--- WRITTEN TASK 1 ---
Answer these about the web scraping article:
(a) Between which two libraries does the choice inevitably fall?
(b) What reason is given for going with Chrome?
(c) What should you use if the browser closes unexpectedly?
--- WRITTEN TASK 2 ---
Rewrite the stretch of the web scraping article from "When diving into" through "get many headaches.", swapping every "beautifulsoup" for "lxml".

--- PASSAGE ---

※ ※ ※

Web scraping: infinite scrolling with selenium

in python3

zihan
4 min readMay 22, 2021

When diving into web scraping in python, the choice is inevitably between two libraries: beautifulsoup and selenium.
While beautifulsoup is quite practical to break down html pages, selenium, being a headless driver, can do this and much more: it can type search queries into google, scrape js scripts, loops through pages one by one, etc.

Moreover, it turns useful when web pages load content only upon scrolling.
Loading content upon scrolling speeds up the page loading time and offers a best user experience. But it is also have web scrapers get many headaches.
Here’s a solution.

This article is structured as follow:
1 — IMPORTING libraries
2 — SELENIUM setup
3 — fix INFINITE SCROLLING
4 — FREQUENTLY ENCOUNTERED PROBLEMS and fixes
5 — EXTRA: trigger js from within python

Image by Ryan McGuire from Pixabay

1 — IMPORTING libraries

from selenium import webdriver
from selenium.webdriver.common.keys import Keys import time

2 — SELENIUM setup

def get_selenium():                           
options = webdriver.ChromeOptions()
options.add_argument('--ignore-certificate-errors')
options.add_argument('--incognito')
options.add_argument('headless')
driver = webdriver.Chrome(chrome_options=options)
return (driver)

Here you can choose which browser to use.
Chrome offers more options than Firefox, so we will go with it.
The two flags ignore-certificate-errors and incognito can be omitted, while the headless argument is quite important.
When selenium runs headless in python, it will not open Chrome in a new window.
On the other side, if for any reason you encounter a problem while scraping, by commenting out the headless option, you will be able to see what’s going on in Chrome under the hood and what it is being loaded on the page.
Sometimes, you could stumble into a cookie banner or a captcha which is preventing your page to load, and you can then click ok and proceed to the page normally.
If the browser closes unexpectedly, use time.sleep() to pause the code and have time to debug.

3 — fix INIFINITE SCROLLING

Premise: to fix infinite scrolling, you will need to look into your page html structure. Html pages are all different, but the general idea is the same: you will need to find the last element loaded on the page, use selenium to scroll down to that element, use time.sleep() to wait for the page to load more content, scroll again to the last element loaded, and repeat. Until the end of the page.

Here is an example.

selenium = get_selenium()                           selenium.get("your/url")    
last_elem = '';
while True:
current_last_elem = "#my-div > ul > li:last-child"

※ ※ ※

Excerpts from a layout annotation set
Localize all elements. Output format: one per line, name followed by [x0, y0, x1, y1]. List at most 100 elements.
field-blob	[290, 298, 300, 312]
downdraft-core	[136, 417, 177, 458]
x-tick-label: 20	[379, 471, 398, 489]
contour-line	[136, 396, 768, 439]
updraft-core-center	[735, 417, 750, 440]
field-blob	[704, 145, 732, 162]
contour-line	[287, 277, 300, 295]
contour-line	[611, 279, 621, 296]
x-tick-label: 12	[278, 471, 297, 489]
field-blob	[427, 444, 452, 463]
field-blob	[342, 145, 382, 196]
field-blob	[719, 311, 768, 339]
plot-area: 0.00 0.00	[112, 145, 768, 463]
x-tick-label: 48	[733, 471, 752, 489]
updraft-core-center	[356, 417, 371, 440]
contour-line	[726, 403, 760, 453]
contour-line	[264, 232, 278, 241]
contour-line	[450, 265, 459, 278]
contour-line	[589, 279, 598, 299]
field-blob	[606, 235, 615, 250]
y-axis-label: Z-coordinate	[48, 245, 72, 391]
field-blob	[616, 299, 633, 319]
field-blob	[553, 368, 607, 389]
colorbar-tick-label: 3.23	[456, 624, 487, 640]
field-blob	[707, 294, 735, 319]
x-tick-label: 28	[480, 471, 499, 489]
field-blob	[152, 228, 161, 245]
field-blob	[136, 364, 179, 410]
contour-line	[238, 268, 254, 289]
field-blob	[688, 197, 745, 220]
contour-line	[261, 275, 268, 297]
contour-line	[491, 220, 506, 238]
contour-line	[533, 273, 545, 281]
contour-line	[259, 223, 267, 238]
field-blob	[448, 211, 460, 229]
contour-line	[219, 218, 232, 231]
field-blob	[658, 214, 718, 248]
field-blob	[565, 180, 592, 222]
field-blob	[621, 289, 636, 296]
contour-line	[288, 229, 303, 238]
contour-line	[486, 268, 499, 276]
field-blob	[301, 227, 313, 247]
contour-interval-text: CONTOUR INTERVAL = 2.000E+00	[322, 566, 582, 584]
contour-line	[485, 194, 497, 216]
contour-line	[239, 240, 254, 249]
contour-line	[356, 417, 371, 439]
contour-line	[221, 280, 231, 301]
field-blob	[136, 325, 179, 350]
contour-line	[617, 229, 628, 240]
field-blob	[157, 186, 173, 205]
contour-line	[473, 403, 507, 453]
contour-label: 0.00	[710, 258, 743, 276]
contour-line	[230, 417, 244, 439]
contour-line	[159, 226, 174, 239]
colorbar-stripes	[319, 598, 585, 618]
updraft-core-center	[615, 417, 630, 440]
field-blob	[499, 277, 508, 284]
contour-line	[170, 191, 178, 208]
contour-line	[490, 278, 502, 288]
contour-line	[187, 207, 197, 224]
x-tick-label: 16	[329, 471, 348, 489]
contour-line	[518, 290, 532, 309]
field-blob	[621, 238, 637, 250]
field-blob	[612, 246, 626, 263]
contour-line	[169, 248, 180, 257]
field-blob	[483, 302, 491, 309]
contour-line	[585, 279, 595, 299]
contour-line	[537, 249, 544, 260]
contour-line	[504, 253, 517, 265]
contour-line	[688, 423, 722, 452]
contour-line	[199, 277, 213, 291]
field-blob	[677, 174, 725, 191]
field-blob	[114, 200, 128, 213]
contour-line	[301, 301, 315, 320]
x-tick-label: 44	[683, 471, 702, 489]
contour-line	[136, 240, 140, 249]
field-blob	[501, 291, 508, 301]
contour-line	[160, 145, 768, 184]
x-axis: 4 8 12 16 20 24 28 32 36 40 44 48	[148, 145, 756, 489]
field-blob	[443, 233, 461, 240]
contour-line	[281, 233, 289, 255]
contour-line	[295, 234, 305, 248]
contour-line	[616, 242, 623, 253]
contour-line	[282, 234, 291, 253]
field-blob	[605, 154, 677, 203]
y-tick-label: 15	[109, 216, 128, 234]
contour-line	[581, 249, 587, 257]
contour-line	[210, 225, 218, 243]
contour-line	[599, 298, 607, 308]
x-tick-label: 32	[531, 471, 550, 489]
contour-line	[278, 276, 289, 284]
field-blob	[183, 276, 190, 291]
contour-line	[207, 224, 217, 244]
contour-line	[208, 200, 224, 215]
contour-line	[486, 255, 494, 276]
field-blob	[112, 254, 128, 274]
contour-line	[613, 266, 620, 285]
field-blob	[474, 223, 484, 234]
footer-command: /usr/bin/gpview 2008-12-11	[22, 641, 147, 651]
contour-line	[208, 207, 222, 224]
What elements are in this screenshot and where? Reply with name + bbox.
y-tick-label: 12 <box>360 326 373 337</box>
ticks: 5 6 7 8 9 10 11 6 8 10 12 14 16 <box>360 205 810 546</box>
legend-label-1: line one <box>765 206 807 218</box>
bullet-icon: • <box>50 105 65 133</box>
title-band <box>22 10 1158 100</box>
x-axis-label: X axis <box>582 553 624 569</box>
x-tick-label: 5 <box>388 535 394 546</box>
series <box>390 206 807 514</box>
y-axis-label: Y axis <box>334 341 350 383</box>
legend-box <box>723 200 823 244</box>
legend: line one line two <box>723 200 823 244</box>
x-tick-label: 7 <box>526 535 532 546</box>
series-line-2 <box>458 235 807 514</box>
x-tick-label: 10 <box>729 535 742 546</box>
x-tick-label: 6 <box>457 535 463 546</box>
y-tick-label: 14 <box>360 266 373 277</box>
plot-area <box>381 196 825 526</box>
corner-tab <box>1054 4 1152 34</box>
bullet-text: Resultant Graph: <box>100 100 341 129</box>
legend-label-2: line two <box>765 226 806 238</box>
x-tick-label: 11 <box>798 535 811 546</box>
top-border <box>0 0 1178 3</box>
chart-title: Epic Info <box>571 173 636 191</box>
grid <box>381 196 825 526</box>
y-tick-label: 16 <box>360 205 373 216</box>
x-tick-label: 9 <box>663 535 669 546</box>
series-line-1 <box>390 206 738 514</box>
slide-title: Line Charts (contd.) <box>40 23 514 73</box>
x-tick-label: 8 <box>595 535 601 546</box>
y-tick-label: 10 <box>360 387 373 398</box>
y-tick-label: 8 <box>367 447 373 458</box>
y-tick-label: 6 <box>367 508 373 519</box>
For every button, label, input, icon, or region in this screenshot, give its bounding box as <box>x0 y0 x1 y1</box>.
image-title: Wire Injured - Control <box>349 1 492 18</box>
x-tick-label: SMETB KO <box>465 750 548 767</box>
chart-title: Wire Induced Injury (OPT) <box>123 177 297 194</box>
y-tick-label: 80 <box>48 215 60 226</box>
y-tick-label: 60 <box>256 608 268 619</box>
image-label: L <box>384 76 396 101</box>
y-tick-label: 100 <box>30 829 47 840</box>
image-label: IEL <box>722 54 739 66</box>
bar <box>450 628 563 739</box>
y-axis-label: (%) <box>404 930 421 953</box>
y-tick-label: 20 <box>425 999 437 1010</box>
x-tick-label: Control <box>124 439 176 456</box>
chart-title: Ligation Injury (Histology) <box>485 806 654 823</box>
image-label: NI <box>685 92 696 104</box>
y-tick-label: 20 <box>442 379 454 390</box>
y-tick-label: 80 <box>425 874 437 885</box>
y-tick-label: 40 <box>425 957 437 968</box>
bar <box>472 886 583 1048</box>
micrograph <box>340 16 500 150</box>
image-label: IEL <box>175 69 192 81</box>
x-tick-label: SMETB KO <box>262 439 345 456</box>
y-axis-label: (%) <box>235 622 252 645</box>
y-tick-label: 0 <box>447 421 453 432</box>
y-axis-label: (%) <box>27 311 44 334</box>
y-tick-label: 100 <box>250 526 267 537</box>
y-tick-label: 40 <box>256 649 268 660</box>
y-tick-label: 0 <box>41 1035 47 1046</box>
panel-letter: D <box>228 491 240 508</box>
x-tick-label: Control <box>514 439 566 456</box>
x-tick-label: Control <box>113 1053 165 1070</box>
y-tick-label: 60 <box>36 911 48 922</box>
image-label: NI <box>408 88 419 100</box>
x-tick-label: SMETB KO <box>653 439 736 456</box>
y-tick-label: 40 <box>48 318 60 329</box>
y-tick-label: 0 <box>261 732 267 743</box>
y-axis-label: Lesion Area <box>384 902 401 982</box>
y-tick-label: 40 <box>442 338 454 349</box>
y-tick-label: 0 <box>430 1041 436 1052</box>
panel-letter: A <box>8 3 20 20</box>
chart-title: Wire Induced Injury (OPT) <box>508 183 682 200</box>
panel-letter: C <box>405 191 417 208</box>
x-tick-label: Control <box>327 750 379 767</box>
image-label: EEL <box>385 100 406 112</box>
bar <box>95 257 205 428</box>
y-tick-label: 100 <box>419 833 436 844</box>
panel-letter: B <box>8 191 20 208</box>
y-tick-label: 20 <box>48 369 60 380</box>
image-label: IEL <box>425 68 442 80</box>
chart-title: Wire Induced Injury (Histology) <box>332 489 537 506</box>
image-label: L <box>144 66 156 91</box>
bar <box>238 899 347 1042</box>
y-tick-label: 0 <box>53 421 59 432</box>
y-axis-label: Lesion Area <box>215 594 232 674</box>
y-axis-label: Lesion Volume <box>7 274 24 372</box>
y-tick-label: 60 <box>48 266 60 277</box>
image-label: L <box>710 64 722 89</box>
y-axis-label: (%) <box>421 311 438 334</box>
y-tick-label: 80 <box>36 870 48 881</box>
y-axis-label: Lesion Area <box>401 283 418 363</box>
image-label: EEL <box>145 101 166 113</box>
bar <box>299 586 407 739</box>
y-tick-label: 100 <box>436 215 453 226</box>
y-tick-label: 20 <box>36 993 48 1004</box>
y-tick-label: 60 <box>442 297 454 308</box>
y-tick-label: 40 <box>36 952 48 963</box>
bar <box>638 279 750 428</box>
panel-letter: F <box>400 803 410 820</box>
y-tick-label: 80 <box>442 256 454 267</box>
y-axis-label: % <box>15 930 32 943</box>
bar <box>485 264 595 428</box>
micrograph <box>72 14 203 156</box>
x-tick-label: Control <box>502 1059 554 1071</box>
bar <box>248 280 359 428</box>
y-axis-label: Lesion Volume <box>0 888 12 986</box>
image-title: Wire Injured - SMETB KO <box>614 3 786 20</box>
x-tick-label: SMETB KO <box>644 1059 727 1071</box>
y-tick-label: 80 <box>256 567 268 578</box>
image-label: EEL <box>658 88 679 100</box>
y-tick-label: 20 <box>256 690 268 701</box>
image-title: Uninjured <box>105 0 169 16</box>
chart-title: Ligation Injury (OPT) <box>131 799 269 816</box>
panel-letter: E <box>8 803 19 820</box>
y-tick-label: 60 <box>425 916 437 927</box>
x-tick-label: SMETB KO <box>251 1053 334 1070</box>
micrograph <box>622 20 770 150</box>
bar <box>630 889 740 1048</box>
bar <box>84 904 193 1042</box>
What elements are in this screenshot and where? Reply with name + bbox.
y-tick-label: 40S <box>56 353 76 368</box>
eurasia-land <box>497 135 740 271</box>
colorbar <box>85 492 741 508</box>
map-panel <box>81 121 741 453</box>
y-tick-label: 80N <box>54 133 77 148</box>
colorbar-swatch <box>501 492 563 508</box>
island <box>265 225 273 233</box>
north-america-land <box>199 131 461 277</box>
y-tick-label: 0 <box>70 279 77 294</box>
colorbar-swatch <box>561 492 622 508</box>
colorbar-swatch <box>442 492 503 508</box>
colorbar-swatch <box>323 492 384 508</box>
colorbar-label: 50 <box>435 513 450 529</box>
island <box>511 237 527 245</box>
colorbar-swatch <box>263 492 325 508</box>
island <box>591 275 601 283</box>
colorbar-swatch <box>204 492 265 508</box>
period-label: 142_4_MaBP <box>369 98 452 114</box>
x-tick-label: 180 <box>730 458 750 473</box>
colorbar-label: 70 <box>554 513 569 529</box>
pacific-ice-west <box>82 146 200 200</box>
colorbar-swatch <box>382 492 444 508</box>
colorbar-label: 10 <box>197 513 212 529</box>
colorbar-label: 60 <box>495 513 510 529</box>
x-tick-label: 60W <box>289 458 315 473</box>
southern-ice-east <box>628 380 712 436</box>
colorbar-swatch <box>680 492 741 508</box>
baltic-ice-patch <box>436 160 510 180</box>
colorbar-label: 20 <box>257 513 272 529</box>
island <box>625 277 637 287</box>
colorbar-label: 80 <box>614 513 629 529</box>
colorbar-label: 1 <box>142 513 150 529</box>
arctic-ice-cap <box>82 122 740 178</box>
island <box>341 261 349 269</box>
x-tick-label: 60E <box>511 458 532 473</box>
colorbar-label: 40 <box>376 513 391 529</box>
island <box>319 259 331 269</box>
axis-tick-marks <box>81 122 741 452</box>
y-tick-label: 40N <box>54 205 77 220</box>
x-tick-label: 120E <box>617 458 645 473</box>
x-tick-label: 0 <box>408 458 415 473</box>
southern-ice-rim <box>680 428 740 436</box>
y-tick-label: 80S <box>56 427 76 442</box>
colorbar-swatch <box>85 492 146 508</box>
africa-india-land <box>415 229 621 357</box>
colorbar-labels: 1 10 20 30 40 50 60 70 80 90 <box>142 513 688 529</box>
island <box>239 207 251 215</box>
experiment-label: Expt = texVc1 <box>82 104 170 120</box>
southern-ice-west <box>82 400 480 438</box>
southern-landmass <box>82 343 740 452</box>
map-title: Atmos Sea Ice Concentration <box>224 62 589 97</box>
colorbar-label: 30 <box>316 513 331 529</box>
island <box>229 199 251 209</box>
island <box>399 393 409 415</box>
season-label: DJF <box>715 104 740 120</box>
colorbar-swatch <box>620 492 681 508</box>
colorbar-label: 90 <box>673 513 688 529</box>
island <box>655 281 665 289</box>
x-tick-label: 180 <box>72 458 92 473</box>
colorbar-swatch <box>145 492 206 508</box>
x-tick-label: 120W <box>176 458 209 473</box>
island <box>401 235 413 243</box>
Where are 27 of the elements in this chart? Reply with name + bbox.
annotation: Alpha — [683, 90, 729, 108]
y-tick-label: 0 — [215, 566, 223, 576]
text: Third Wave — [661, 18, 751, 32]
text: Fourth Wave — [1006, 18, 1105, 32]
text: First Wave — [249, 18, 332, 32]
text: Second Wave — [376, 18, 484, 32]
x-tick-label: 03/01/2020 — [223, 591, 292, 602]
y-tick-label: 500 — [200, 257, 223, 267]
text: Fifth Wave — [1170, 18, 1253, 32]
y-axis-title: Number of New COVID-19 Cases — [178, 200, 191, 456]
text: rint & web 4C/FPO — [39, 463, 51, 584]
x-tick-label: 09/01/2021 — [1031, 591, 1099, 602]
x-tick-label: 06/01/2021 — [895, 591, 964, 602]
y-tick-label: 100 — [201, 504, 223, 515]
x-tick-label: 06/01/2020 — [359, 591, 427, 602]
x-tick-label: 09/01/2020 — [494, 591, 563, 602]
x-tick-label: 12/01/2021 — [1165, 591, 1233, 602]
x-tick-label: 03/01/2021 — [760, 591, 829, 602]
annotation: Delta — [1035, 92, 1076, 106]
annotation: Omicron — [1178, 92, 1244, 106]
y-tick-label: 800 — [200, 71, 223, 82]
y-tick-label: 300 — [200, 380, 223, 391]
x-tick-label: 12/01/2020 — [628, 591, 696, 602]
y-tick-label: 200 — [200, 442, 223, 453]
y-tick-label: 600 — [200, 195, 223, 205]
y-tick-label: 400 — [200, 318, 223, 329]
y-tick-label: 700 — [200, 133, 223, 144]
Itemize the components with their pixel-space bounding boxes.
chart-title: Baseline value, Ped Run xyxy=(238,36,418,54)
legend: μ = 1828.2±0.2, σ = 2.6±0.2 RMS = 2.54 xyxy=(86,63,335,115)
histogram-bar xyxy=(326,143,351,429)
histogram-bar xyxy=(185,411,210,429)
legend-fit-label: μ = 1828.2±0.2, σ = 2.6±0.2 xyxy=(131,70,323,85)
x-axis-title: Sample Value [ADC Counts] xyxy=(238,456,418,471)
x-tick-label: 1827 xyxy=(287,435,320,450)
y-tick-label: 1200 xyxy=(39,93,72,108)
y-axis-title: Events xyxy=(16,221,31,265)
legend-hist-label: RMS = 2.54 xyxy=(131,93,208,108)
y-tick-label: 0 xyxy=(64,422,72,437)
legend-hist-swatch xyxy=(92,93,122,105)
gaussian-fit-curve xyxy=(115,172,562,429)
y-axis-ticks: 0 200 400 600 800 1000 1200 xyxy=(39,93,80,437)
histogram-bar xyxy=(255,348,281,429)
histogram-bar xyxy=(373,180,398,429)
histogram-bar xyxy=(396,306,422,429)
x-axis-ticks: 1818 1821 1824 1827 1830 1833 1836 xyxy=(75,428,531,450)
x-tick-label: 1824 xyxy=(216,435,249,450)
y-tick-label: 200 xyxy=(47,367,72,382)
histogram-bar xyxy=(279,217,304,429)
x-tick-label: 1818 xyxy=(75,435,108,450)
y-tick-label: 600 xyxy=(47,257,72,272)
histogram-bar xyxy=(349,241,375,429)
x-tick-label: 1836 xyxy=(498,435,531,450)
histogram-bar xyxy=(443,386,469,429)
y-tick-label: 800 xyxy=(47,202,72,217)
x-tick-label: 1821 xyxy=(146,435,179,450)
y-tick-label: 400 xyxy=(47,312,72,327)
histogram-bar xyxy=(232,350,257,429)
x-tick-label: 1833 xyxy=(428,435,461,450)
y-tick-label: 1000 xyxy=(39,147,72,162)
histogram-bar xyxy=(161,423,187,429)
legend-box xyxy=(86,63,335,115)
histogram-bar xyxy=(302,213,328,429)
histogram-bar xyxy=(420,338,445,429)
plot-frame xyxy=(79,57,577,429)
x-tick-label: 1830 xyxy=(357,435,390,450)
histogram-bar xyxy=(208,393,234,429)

※ ※ ※

--- CORRECT OUTPUT 1 ---
(a) Beautifulsoup and selenium.
(b) Chrome offers more options than Firefox.
(c) time.sleep(), to pause the code and have time to debug.

--- CORRECT OUTPUT 2 ---
When diving into web scraping in python, the choice is inevitably between two libraries: lxml and selenium.
While lxml is quite practical to break down html pages, selenium, being a headless driver, can do this and much more: it can type search queries into google, scrape js scripts, loops through pages one by one, etc.

Moreover, it turns useful when web pages load content only upon scrolling.
Loading content upon scrolling speeds up the page loading time and offers a best user experience. But it is also have web scrapers get many headaches.